WHAT IS ASKED
List each line of the data that holds the word "name".

MATERIAL SUPPLIED
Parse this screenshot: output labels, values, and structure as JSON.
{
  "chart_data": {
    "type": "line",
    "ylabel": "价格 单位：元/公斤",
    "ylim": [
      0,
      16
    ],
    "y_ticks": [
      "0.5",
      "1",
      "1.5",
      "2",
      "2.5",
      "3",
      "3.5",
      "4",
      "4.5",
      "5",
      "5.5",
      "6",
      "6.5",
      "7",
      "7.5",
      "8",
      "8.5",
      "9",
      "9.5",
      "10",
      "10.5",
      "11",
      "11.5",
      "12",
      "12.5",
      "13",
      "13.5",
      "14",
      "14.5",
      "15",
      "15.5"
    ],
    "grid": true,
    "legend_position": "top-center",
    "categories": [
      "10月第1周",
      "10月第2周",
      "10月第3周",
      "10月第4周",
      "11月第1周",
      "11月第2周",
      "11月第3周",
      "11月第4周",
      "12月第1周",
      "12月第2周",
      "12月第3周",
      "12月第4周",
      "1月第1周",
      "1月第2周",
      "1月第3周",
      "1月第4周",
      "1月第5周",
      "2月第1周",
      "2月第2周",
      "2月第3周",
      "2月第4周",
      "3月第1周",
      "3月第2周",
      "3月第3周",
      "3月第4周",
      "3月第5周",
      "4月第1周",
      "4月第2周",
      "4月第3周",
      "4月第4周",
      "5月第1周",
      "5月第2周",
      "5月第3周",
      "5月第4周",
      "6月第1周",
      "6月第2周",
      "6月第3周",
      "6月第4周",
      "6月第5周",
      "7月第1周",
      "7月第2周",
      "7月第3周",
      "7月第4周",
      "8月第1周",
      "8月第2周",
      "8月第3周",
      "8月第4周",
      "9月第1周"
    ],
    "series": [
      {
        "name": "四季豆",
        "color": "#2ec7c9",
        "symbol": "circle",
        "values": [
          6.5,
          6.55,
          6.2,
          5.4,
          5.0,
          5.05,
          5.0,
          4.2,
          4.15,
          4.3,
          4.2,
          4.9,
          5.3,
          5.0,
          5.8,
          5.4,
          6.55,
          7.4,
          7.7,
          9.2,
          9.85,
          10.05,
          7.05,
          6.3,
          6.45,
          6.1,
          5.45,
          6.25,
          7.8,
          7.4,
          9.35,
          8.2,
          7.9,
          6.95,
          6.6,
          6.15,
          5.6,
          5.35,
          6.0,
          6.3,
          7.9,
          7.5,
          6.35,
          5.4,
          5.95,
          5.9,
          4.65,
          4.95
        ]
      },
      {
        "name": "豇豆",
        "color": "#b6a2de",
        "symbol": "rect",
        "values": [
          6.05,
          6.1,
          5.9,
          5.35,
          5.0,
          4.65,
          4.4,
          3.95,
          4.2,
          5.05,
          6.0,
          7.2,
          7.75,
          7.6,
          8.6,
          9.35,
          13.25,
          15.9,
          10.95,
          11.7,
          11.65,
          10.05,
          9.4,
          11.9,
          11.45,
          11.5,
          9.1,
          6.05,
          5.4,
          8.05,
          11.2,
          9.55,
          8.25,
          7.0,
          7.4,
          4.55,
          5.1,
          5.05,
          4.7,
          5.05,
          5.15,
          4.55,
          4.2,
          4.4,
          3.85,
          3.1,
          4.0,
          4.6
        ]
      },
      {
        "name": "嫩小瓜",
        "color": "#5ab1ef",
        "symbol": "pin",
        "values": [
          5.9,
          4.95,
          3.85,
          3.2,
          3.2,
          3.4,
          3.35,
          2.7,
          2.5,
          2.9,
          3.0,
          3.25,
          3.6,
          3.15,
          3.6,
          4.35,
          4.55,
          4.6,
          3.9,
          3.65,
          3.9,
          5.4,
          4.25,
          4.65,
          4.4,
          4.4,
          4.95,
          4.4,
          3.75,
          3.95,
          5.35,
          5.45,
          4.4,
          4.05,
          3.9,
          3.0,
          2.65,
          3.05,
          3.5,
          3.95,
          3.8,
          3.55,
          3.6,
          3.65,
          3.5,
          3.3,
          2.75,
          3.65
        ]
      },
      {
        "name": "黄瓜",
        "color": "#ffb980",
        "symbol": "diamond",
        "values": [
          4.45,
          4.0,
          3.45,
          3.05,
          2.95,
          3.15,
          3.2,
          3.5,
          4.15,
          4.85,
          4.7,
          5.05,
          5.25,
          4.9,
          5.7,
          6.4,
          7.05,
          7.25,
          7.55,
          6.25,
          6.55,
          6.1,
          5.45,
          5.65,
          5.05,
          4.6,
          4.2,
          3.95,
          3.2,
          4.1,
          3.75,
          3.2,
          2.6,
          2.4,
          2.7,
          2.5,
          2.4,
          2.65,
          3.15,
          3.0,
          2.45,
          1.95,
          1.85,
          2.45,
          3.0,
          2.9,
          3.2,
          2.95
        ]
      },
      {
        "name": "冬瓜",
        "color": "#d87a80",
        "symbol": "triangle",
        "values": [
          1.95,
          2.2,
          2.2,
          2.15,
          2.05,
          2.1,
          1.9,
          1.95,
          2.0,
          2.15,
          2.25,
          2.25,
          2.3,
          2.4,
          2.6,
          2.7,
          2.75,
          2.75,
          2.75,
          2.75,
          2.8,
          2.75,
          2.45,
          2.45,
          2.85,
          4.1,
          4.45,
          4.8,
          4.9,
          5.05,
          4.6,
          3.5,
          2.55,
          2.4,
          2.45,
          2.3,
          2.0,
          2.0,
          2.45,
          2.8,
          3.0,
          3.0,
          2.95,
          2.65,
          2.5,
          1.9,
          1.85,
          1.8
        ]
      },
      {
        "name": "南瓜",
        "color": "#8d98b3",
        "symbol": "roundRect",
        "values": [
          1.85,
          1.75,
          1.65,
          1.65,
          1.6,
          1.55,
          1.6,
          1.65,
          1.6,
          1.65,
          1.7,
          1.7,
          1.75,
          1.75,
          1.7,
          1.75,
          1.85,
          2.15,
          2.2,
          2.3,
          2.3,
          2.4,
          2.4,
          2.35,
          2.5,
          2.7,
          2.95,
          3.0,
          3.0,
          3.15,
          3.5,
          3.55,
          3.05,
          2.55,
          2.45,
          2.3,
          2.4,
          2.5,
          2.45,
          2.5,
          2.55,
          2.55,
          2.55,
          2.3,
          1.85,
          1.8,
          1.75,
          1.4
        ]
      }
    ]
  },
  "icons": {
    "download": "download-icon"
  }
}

THE REPLY
        "name": "四季豆",
        "name": "豇豆",
        "name": "嫩小瓜",
        "name": "黄瓜",
        "name": "冬瓜",
        "name": "南瓜",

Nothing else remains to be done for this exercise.